Scan the lines below for the word "dari". Copy each line you find it in.

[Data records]
---*---

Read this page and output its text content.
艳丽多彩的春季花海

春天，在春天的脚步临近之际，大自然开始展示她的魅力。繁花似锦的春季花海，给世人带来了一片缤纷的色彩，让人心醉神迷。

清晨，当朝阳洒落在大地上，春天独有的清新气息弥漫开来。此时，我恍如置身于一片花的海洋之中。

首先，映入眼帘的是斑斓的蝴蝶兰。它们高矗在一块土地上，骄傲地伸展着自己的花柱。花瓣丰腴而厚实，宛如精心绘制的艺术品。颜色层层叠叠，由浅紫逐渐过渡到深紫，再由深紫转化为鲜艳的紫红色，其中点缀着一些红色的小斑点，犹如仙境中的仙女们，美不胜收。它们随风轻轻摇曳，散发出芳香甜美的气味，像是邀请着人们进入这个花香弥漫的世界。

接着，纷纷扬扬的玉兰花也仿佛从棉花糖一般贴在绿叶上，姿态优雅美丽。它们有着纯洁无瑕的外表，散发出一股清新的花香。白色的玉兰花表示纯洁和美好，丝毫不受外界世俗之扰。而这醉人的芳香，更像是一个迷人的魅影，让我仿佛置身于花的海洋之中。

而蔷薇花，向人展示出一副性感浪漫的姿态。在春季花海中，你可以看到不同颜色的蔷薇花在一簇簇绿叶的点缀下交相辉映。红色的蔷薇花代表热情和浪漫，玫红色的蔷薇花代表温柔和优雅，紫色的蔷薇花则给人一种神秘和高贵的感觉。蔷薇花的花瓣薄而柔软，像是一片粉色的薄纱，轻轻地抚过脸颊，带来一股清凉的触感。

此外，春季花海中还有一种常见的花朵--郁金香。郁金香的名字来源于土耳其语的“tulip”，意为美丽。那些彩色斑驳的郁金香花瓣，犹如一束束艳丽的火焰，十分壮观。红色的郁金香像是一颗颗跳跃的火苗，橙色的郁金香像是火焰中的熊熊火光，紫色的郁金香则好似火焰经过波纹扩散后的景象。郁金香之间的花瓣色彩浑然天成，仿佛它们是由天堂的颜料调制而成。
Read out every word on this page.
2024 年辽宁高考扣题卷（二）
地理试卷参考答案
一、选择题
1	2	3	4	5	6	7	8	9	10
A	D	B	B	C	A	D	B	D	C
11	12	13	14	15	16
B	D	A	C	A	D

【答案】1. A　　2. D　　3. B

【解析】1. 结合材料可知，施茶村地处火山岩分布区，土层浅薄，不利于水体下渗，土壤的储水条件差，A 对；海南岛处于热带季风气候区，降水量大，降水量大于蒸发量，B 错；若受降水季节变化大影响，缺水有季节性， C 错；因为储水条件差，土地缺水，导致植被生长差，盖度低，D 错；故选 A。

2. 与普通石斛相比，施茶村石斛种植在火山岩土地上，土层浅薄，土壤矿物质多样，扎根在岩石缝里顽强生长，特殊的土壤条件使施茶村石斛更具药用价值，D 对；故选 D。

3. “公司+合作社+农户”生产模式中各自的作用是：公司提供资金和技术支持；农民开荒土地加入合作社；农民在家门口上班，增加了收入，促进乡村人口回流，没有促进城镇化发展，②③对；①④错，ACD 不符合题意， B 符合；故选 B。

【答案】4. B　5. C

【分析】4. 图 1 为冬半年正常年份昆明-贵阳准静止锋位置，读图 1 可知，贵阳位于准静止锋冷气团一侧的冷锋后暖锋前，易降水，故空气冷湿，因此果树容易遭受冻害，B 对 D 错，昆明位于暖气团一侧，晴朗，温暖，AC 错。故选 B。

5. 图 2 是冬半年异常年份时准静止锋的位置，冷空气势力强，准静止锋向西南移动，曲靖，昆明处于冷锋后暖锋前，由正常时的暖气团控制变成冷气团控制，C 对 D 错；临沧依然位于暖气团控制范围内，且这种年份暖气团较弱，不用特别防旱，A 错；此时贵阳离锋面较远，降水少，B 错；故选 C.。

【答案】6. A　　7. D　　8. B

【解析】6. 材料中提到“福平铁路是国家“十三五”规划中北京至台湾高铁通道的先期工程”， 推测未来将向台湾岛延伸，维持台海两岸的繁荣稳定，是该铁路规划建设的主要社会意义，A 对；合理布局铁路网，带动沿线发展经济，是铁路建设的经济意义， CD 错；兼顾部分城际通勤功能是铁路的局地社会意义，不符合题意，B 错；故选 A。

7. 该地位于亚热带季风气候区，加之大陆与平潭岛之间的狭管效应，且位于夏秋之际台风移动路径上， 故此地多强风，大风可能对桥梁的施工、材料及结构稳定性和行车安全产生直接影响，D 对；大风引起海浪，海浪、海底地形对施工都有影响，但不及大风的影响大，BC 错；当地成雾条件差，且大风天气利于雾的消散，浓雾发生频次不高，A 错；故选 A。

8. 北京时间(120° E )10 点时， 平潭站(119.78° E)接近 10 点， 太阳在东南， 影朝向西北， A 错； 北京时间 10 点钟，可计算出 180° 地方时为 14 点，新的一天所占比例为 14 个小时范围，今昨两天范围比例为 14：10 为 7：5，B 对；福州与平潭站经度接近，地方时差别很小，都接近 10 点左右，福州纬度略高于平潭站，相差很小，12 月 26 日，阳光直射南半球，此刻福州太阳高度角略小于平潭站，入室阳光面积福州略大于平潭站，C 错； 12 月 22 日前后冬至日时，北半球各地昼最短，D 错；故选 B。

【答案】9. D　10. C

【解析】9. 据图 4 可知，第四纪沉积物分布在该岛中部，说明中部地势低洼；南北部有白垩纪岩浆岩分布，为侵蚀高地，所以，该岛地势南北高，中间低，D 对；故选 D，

---*---

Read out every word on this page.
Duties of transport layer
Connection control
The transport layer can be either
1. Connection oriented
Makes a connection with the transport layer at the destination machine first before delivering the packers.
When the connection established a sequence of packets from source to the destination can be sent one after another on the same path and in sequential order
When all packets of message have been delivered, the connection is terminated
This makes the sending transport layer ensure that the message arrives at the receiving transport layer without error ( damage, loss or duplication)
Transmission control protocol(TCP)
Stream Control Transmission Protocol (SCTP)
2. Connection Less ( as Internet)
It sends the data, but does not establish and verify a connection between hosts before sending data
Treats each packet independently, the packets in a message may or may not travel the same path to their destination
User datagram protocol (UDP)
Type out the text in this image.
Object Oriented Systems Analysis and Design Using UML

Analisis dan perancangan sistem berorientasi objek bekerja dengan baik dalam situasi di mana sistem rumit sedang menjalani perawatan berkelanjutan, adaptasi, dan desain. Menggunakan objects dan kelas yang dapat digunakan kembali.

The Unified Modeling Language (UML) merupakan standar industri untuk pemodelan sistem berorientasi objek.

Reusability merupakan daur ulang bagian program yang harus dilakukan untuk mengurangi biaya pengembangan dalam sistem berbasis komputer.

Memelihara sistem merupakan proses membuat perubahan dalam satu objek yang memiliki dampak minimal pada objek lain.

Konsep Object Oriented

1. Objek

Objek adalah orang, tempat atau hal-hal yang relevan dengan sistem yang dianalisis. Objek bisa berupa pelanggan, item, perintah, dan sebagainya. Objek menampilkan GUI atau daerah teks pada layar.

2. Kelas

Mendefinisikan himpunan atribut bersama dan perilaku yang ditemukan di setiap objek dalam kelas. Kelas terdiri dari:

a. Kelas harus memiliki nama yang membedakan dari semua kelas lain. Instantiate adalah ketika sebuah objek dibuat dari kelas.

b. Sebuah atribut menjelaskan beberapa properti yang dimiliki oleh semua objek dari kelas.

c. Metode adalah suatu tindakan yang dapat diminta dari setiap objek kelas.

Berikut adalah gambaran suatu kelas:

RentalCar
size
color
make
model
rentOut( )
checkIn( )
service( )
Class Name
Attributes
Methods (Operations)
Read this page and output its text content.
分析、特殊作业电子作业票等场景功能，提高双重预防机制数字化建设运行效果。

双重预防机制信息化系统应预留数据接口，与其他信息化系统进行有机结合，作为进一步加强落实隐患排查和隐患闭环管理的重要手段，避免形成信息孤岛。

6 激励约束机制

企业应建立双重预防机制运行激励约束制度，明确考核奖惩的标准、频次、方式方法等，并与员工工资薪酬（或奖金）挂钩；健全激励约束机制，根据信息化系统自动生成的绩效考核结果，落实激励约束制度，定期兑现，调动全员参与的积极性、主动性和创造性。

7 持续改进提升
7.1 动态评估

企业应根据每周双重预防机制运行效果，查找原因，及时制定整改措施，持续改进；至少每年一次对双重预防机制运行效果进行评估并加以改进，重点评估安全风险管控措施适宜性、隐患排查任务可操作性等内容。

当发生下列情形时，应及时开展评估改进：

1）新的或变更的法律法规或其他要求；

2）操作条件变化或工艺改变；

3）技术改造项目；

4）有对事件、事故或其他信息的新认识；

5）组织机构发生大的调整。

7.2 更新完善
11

---*---

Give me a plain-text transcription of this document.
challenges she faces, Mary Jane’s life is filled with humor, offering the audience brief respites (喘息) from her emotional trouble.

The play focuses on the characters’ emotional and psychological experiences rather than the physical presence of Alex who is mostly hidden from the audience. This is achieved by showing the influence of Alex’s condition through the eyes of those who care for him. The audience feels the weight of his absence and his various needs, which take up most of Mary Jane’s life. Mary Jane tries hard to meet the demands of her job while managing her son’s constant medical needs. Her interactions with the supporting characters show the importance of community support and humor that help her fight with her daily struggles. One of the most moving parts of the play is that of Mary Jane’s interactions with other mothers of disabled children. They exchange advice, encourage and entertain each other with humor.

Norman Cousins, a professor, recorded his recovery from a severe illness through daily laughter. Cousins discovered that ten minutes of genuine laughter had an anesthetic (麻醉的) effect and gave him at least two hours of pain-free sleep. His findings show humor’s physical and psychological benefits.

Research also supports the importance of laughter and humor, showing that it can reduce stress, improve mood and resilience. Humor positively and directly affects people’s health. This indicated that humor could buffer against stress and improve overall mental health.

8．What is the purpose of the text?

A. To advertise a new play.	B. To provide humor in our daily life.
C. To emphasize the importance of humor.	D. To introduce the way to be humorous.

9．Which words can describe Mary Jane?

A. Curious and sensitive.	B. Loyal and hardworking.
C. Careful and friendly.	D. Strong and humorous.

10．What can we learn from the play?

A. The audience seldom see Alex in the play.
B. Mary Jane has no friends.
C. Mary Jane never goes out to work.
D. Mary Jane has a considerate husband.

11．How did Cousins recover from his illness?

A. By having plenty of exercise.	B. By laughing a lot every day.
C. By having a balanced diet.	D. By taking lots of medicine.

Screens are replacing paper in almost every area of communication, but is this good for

---*---

#### [SOLUTION TO THIS TASK]
Mendefinisikan himpunan atribut bersama dan perilaku yang ditemukan di setiap objek dalam kelas. Kelas terdiri dari:
a. Kelas harus memiliki nama yang membedakan dari semua kelas lain. Instantiate adalah ketika sebuah objek dibuat dari kelas.
b. Sebuah atribut menjelaskan beberapa properti yang dimiliki oleh semua objek dari kelas.
c. Metode adalah suatu tindakan yang dapat diminta dari setiap objek kelas.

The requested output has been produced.